JOB
Retype, without alteration, each line from the line containing "Convert this document image to plain text." to the final line of the records.

[Collected data entries]
:::::

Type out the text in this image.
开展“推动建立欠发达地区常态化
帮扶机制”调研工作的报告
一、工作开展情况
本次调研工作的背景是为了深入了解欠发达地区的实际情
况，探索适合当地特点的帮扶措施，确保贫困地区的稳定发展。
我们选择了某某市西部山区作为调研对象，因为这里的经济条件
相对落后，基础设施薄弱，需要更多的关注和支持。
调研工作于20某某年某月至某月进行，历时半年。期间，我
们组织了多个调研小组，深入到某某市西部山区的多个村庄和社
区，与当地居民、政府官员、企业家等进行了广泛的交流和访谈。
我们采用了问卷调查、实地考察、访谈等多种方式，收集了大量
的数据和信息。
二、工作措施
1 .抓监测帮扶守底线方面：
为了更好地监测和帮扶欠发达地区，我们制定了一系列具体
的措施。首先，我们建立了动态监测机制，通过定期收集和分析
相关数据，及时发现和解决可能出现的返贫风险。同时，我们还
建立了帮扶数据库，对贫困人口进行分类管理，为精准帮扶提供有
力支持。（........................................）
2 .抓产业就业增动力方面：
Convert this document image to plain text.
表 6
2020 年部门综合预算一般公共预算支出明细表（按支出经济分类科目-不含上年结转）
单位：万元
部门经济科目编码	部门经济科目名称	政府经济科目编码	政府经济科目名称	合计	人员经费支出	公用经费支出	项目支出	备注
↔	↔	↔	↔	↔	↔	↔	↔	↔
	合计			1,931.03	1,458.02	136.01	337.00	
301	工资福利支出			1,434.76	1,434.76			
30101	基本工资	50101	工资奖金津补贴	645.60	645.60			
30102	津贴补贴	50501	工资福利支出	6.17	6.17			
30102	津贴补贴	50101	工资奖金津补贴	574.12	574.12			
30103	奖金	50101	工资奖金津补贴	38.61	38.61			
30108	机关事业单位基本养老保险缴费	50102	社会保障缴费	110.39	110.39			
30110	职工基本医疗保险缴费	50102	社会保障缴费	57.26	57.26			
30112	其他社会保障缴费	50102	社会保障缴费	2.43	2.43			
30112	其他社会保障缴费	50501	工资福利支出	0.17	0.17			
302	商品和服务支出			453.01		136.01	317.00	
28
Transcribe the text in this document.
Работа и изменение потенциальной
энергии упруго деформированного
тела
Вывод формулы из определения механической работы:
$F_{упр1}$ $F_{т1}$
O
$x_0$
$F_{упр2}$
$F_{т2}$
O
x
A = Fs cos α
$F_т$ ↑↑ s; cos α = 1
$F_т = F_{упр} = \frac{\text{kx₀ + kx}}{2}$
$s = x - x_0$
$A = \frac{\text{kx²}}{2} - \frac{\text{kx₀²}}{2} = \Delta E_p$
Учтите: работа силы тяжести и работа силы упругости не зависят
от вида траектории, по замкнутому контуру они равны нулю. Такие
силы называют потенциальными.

:::::

RESPONSE TO THIS EXERCISE
Convert this document image to plain text.
表 6
2020 年部门综合预算一般公共预算支出明细表（按支出经济分类科目-不含上年结转）
单位：万元
部门经济科目编码	部门经济科目名称	政府经济科目编码	政府经济科目名称	合计	人员经费支出	公用经费支出	项目支出	备注
↔	↔	↔	↔	↔	↔	↔	↔	↔
	合计			1,931.03	1,458.02	136.01	337.00	
301	工资福利支出			1,434.76	1,434.76			
30101	基本工资	50101	工资奖金津补贴	645.60	645.60			
30102	津贴补贴	50501	工资福利支出	6.17	6.17			
30102	津贴补贴	50101	工资奖金津补贴	574.12	574.12			
30103	奖金	50101	工资奖金津补贴	38.61	38.61			
30108	机关事业单位基本养老保险缴费	50102	社会保障缴费	110.39	110.39			
30110	职工基本医疗保险缴费	50102	社会保障缴费	57.26	57.26			
30112	其他社会保障缴费	50102	社会保障缴费	2.43	2.43			
30112	其他社会保障缴费	50501	工资福利支出	0.17	0.17			
302	商品和服务支出			453.01		136.01	317.00	
28
Transcribe the text in this document.
Работа и изменение потенциальной
энергии упруго деформированного
тела
Вывод формулы из определения механической работы:
$F_{упр1}$ $F_{т1}$
O
$x_0$
$F_{упр2}$
$F_{т2}$
O
x
A = Fs cos α
$F_т$ ↑↑ s; cos α = 1
$F_т = F_{упр} = \frac{\text{kx₀ + kx}}{2}$
$s = x - x_0$
$A = \frac{\text{kx²}}{2} - \frac{\text{kx₀²}}{2} = \Delta E_p$
Учтите: работа силы тяжести и работа силы упругости не зависят
от вида траектории, по замкнутому контуру они равны нулю. Такие
силы называют потенциальными.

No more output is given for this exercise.